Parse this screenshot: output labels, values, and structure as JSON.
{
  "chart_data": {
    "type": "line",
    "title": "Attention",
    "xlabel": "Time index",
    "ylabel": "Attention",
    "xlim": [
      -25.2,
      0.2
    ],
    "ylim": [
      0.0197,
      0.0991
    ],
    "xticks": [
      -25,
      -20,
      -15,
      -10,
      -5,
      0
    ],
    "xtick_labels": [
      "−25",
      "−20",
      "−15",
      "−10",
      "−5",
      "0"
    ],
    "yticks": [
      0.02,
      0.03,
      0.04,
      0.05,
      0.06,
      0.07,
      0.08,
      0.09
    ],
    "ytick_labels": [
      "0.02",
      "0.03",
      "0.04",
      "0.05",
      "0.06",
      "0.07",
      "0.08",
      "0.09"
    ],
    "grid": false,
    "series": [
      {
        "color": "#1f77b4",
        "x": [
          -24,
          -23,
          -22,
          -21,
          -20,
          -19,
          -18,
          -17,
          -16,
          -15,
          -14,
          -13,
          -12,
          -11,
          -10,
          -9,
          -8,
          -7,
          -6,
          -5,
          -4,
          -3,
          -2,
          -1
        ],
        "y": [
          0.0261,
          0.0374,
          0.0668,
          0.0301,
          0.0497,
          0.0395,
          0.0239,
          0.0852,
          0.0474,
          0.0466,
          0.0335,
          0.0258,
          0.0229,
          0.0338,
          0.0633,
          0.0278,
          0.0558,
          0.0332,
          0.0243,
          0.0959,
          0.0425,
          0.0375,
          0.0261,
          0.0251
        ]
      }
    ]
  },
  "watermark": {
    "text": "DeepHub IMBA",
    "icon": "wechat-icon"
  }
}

----

Job. Extract all lines as given.

Solution to this problem.
Parse this screenshot: output labels, values, and structure as JSON.
{
  "chart_data": {
    "type": "line",
    "title": "Attention",
    "xlabel": "Time index",
    "ylabel": "Attention",
    "xlim": [
      -25.2,
      0.2
    ],
    "ylim": [
      0.0197,
      0.0991
    ],
    "xticks": [
      -25,
      -20,
      -15,
      -10,
      -5,
      0
    ],
    "xtick_labels": [
      "−25",
      "−20",
      "−15",
      "−10",
      "−5",
      "0"
    ],
    "yticks": [
      0.02,
      0.03,
      0.04,
      0.05,
      0.06,
      0.07,
      0.08,
      0.09
    ],
    "ytick_labels": [
      "0.02",
      "0.03",
      "0.04",
      "0.05",
      "0.06",
      "0.07",
      "0.08",
      "0.09"
    ],
    "grid": false,
    "series": [
      {
        "color": "#1f77b4",
        "x": [
          -24,
          -23,
          -22,
          -21,
          -20,
          -19,
          -18,
          -17,
          -16,
          -15,
          -14,
          -13,
          -12,
          -11,
          -10,
          -9,
          -8,
          -7,
          -6,
          -5,
          -4,
          -3,
          -2,
          -1
        ],
        "y": [
          0.0261,
          0.0374,
          0.0668,
          0.0301,
          0.0497,
          0.0395,
          0.0239,
          0.0852,
          0.0474,
          0.0466,
          0.0335,
          0.0258,
          0.0229,
          0.0338,
          0.0633,
          0.0278,
          0.0558,
          0.0332,
          0.0243,
          0.0959,
          0.0425,
          0.0375,
          0.0261,
          0.0251
        ]
      }
    ]
  },
  "watermark": {
    "text": "DeepHub IMBA",
    "icon": "wechat-icon"
  }
}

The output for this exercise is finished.